**WHAT YOU HAVE TO DO:**
Each entry must be given again exactly; images do not belong in the copy.

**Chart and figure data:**
::::::::

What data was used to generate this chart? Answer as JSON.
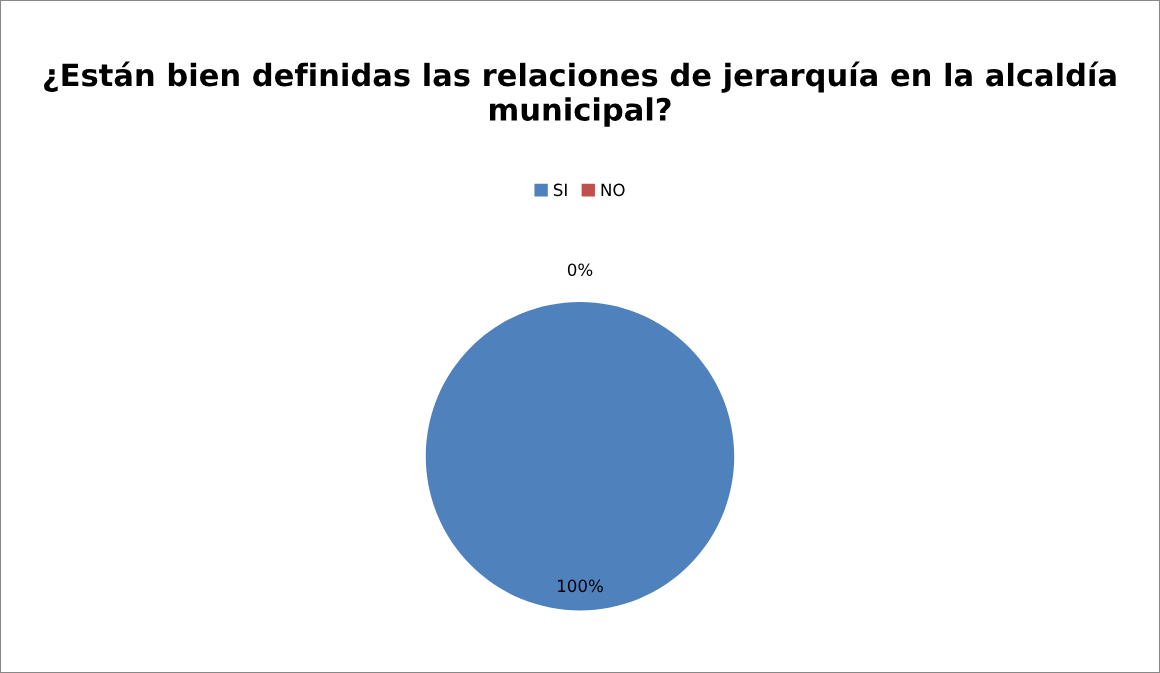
{
  "chart_data": {
    "type": "pie",
    "title": "¿Están bien definidas las relaciones de jerarquía en la alcaldía municipal?",
    "categories": [
      "SI",
      "NO"
    ],
    "values": [
      100,
      0
    ],
    "colors": [
      "#4f81bd",
      "#c0504d"
    ],
    "value_labels": [
      "100%",
      "0%"
    ],
    "legend": "top"
  }
}
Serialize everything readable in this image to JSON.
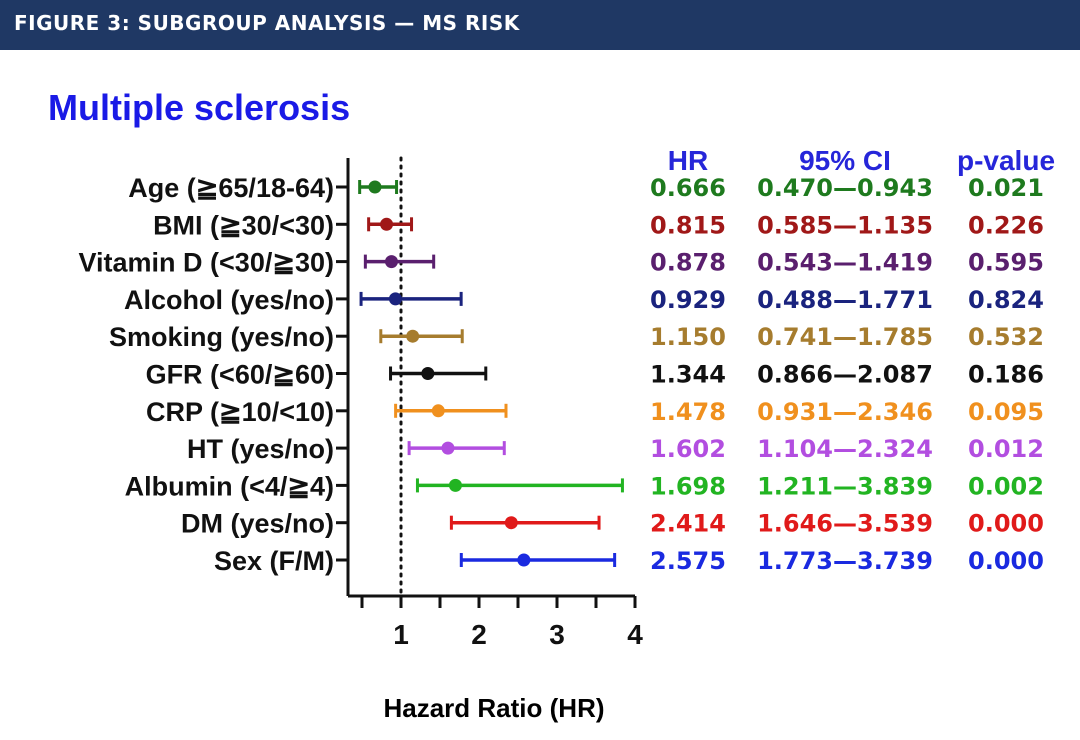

::::::::

**OUTPUT FOR THIS TASK:**
What data was used to generate this chart? Answer as JSON.
{
  "chart_data": {
    "type": "pie",
    "title": "¿Están bien definidas las relaciones de jerarquía en la alcaldía municipal?",
    "categories": [
      "SI",
      "NO"
    ],
    "values": [
      100,
      0
    ],
    "colors": [
      "#4f81bd",
      "#c0504d"
    ],
    "value_labels": [
      "100%",
      "0%"
    ],
    "legend": "top"
  }
}
Serialize everything readable in this image to JSON.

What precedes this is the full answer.